Below are some records. Pull every line that contains the word "医疗服务".

__________________________________________________

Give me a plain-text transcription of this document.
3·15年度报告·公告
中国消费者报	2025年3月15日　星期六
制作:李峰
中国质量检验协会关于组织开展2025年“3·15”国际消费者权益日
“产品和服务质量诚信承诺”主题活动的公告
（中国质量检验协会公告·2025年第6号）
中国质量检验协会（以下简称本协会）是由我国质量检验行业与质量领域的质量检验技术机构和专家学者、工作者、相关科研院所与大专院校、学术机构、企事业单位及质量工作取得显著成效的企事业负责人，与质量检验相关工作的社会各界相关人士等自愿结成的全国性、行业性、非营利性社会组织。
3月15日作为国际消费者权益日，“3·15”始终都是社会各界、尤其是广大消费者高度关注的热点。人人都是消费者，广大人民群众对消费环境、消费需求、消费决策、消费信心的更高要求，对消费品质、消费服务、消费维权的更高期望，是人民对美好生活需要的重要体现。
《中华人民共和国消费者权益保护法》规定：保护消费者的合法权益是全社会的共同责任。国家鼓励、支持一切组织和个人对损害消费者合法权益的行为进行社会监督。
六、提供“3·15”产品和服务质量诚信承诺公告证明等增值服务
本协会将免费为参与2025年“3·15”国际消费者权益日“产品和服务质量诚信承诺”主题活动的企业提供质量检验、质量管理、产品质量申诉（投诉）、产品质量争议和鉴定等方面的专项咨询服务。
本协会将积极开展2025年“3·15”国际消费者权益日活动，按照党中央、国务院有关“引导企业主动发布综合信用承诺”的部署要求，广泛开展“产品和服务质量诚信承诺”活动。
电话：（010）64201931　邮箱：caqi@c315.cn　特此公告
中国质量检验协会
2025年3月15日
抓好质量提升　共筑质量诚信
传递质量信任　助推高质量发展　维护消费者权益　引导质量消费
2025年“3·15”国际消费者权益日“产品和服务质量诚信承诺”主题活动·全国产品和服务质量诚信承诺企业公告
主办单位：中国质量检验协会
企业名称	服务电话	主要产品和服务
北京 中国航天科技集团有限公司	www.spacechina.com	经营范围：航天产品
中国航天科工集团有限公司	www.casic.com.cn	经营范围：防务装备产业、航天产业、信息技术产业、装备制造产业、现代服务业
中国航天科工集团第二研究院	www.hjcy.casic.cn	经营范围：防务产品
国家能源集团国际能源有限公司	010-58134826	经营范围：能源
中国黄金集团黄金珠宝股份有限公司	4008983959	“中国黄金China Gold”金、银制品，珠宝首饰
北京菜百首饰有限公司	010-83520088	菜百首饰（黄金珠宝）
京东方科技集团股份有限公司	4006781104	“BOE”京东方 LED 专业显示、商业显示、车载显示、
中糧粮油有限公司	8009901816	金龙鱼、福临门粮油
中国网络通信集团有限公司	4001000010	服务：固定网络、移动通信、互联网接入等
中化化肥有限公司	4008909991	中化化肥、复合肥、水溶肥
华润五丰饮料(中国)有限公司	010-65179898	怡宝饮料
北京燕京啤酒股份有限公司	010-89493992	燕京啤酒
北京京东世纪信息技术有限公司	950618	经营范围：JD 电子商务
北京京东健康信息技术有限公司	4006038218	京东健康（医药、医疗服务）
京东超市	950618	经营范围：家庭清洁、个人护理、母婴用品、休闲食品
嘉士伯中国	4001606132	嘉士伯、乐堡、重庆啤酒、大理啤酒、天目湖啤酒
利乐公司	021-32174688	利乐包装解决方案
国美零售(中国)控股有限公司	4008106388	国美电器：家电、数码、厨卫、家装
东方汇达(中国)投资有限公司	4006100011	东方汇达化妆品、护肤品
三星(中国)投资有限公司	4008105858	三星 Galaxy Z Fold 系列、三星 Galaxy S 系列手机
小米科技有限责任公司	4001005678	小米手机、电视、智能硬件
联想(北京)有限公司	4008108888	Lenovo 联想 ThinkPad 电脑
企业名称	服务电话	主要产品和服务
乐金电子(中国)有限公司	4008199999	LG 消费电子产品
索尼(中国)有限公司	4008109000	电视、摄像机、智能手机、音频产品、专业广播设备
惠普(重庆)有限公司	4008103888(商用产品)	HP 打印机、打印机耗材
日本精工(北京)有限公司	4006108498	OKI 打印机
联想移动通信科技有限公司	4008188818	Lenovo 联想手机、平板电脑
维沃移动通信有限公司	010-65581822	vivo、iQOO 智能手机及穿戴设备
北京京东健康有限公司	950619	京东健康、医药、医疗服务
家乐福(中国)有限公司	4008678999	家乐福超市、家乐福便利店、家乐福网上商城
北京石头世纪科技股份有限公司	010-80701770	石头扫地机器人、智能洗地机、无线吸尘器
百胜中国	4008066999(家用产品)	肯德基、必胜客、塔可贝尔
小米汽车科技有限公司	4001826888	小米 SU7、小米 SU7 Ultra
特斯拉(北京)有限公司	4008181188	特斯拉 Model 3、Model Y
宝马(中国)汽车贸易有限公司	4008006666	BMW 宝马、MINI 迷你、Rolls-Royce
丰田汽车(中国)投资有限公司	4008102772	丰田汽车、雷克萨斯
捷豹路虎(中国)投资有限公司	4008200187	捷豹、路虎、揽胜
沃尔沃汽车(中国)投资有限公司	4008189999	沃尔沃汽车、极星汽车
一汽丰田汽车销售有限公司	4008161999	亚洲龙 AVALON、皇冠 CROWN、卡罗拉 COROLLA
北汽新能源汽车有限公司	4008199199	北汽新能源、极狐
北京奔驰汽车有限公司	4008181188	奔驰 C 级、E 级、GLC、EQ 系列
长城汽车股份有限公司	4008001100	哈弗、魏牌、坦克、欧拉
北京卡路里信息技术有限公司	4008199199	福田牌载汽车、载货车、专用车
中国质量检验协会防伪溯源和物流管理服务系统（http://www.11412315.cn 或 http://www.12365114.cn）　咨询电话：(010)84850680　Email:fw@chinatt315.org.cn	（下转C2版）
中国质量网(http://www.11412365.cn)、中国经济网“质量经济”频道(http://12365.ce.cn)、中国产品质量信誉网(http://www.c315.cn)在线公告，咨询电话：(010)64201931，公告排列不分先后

__________________________________________________

**The response**
北京京东健康信息技术有限公司	4006038218	京东健康（医药、医疗服务）
北京京东健康有限公司	950619	京东健康、医药、医疗服务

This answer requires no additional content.